**Set exercise**
Make an exact copy of the data below, leaving out every picture.
= = = = = = =
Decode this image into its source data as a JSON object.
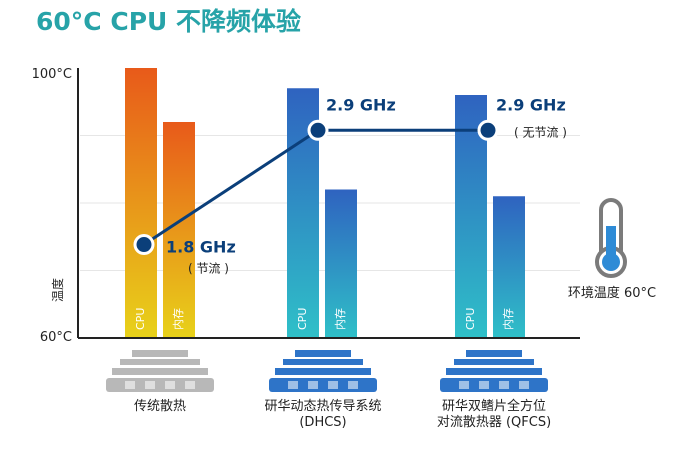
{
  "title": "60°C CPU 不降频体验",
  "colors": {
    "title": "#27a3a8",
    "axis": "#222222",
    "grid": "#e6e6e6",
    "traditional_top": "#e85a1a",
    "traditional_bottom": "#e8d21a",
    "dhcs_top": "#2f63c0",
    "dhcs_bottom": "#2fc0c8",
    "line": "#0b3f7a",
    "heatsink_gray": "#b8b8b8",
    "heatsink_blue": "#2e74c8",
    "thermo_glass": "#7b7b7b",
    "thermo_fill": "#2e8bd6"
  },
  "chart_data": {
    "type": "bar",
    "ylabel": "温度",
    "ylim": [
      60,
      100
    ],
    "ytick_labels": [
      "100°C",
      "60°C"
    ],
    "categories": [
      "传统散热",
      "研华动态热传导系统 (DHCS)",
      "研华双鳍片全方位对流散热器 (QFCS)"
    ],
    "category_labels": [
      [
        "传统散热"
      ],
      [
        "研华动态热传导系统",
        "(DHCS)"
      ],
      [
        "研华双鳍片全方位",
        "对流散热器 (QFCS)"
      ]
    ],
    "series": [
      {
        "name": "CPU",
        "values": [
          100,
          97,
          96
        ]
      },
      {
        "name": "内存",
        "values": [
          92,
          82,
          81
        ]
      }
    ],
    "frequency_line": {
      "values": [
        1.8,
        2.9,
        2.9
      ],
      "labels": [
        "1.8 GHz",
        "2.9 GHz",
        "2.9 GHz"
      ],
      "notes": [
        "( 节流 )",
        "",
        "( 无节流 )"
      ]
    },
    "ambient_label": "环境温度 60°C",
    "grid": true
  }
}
= = = = = = =
**Exercise result**
Decode this image into its source data as a JSON object.
{
  "title": "60°C CPU 不降频体验",
  "colors": {
    "title": "#27a3a8",
    "axis": "#222222",
    "grid": "#e6e6e6",
    "traditional_top": "#e85a1a",
    "traditional_bottom": "#e8d21a",
    "dhcs_top": "#2f63c0",
    "dhcs_bottom": "#2fc0c8",
    "line": "#0b3f7a",
    "heatsink_gray": "#b8b8b8",
    "heatsink_blue": "#2e74c8",
    "thermo_glass": "#7b7b7b",
    "thermo_fill": "#2e8bd6"
  },
  "chart_data": {
    "type": "bar",
    "ylabel": "温度",
    "ylim": [
      60,
      100
    ],
    "ytick_labels": [
      "100°C",
      "60°C"
    ],
    "categories": [
      "传统散热",
      "研华动态热传导系统 (DHCS)",
      "研华双鳍片全方位对流散热器 (QFCS)"
    ],
    "category_labels": [
      [
        "传统散热"
      ],
      [
        "研华动态热传导系统",
        "(DHCS)"
      ],
      [
        "研华双鳍片全方位",
        "对流散热器 (QFCS)"
      ]
    ],
    "series": [
      {
        "name": "CPU",
        "values": [
          100,
          97,
          96
        ]
      },
      {
        "name": "内存",
        "values": [
          92,
          82,
          81
        ]
      }
    ],
    "frequency_line": {
      "values": [
        1.8,
        2.9,
        2.9
      ],
      "labels": [
        "1.8 GHz",
        "2.9 GHz",
        "2.9 GHz"
      ],
      "notes": [
        "( 节流 )",
        "",
        "( 无节流 )"
      ]
    },
    "ambient_label": "环境温度 60°C",
    "grid": true
  }
}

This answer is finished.